Given information:
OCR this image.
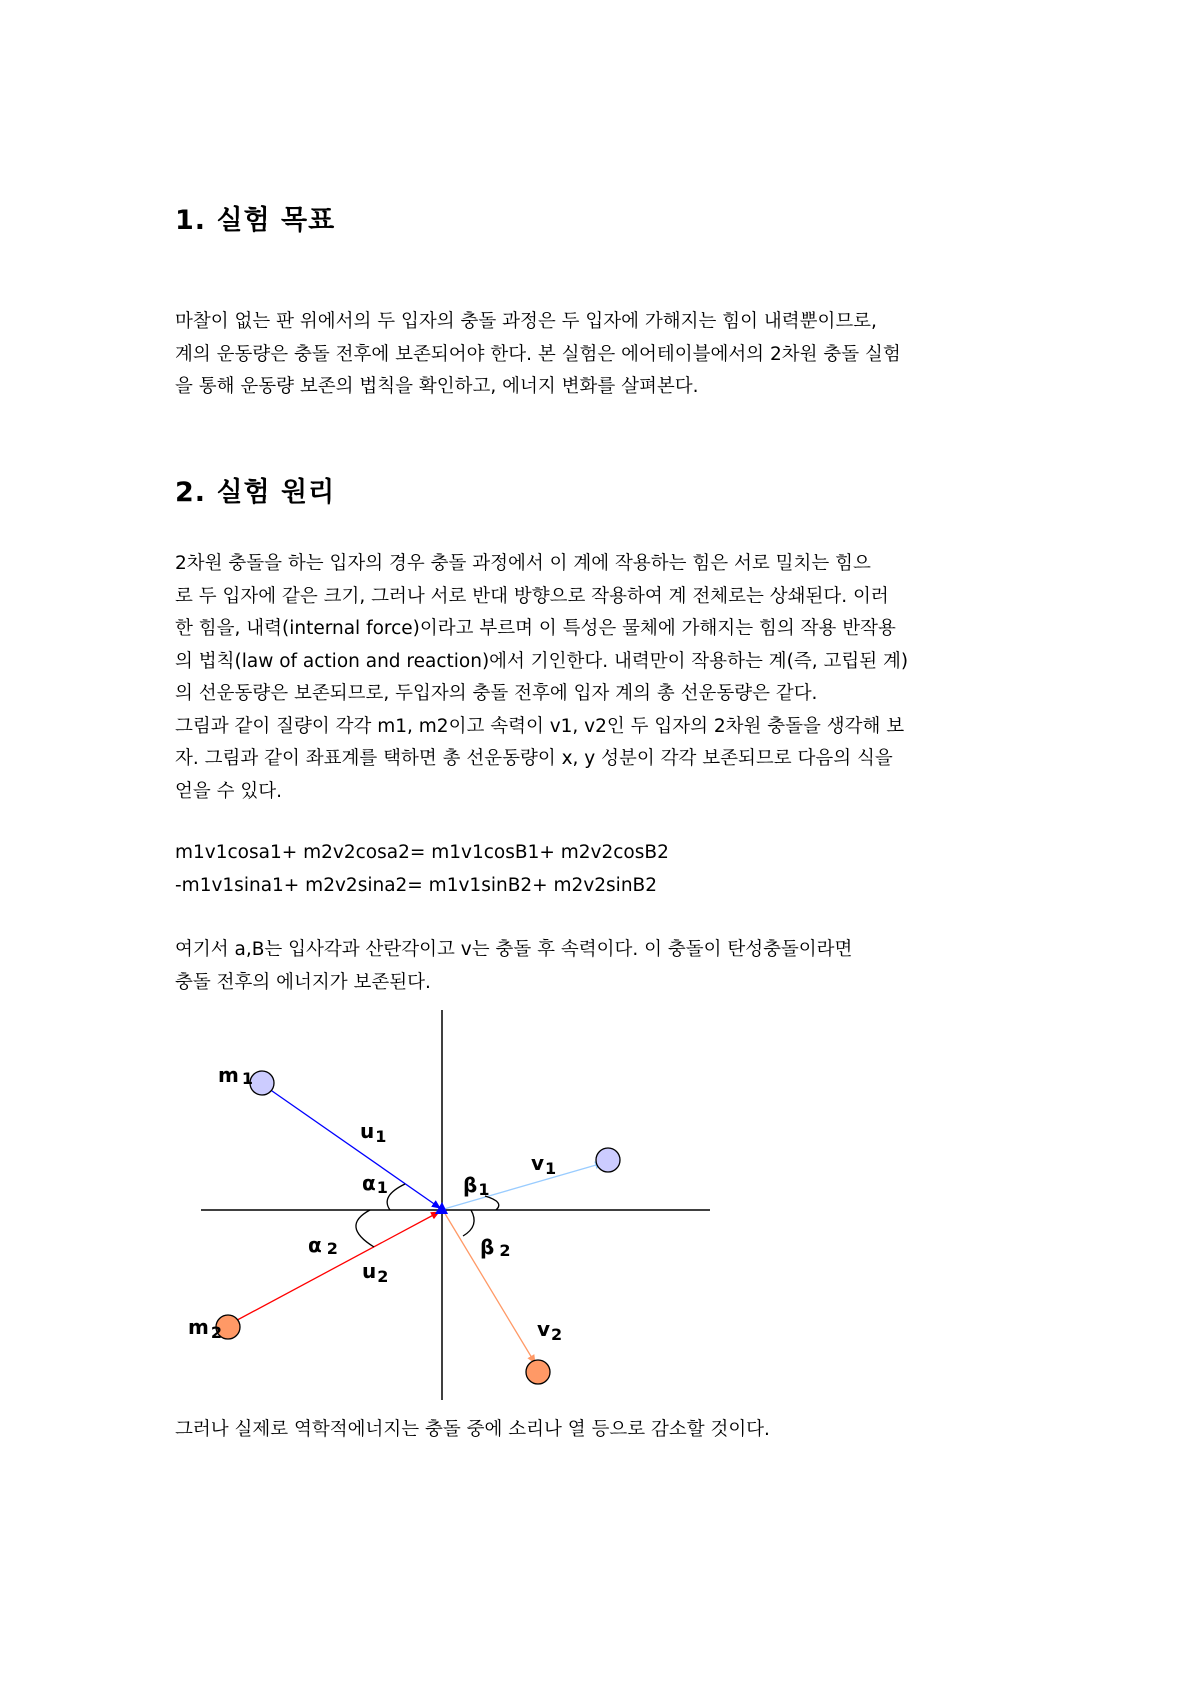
1. 실험 목표
마찰이 없는 판 위에서의 두 입자의 충돌 과정은 두 입자에 가해지는 힘이 내력뿐이므로,
계의 운동량은 충돌 전후에 보존되어야 한다. 본 실험은 에어테이블에서의 2차원 충돌 실험
을 통해 운동량 보존의 법칙을 확인하고, 에너지 변화를 살펴본다.
2. 실험 원리
2차원 충돌을 하는 입자의 경우 충돌 과정에서 이 계에 작용하는 힘은 서로 밀치는 힘으
로 두 입자에 같은 크기, 그러나 서로 반대 방향으로 작용하여 계 전체로는 상쇄된다. 이러
한 힘을, 내력(internal force)이라고 부르며 이 특성은 물체에 가해지는 힘의 작용 반작용
의 법칙(law of action and reaction)에서 기인한다. 내력만이 작용하는 계(즉, 고립된 계)
의 선운동량은 보존되므로, 두입자의 충돌 전후에 입자 계의 총 선운동량은 같다.
그림과 같이 질량이 각각 m1, m2이고 속력이 v1, v2인 두 입자의 2차원 충돌을 생각해 보
자. 그림과 같이 좌표계를 택하면 총 선운동량이 x, y 성분이 각각 보존되므로 다음의 식을
얻을 수 있다.
m1v1cosa1+ m2v2cosa2= m1v1cosB1+ m2v2cosB2
-m1v1sina1+ m2v2sina2= m1v1sinB2+ m2v2sinB2
여기서 a,B는 입사각과 산란각이고 v는 충돌 후 속력이다. 이 충돌이 탄성충돌이라면
충돌 전후의 에너지가 보존된다.
m 1
m $_2$
$u_1$
$u_2$
$v_1$
$v_2$
α1
α 2
β1
β 2
그러나 실제로 역학적에너지는 충돌 중에 소리나 열 등으로 감소할 것이다.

What the exercise asks:
Restate each of the entries above word for word and skip every image.

The reply:
OCR this image.
1. 실험 목표
마찰이 없는 판 위에서의 두 입자의 충돌 과정은 두 입자에 가해지는 힘이 내력뿐이므로,
계의 운동량은 충돌 전후에 보존되어야 한다. 본 실험은 에어테이블에서의 2차원 충돌 실험
을 통해 운동량 보존의 법칙을 확인하고, 에너지 변화를 살펴본다.
2. 실험 원리
2차원 충돌을 하는 입자의 경우 충돌 과정에서 이 계에 작용하는 힘은 서로 밀치는 힘으
로 두 입자에 같은 크기, 그러나 서로 반대 방향으로 작용하여 계 전체로는 상쇄된다. 이러
한 힘을, 내력(internal force)이라고 부르며 이 특성은 물체에 가해지는 힘의 작용 반작용
의 법칙(law of action and reaction)에서 기인한다. 내력만이 작용하는 계(즉, 고립된 계)
의 선운동량은 보존되므로, 두입자의 충돌 전후에 입자 계의 총 선운동량은 같다.
그림과 같이 질량이 각각 m1, m2이고 속력이 v1, v2인 두 입자의 2차원 충돌을 생각해 보
자. 그림과 같이 좌표계를 택하면 총 선운동량이 x, y 성분이 각각 보존되므로 다음의 식을
얻을 수 있다.
m1v1cosa1+ m2v2cosa2= m1v1cosB1+ m2v2cosB2
-m1v1sina1+ m2v2sina2= m1v1sinB2+ m2v2sinB2
여기서 a,B는 입사각과 산란각이고 v는 충돌 후 속력이다. 이 충돌이 탄성충돌이라면
충돌 전후의 에너지가 보존된다.
m 1
m $_2$
$u_1$
$u_2$
$v_1$
$v_2$
α1
α 2
β1
β 2
그러나 실제로 역학적에너지는 충돌 중에 소리나 열 등으로 감소할 것이다.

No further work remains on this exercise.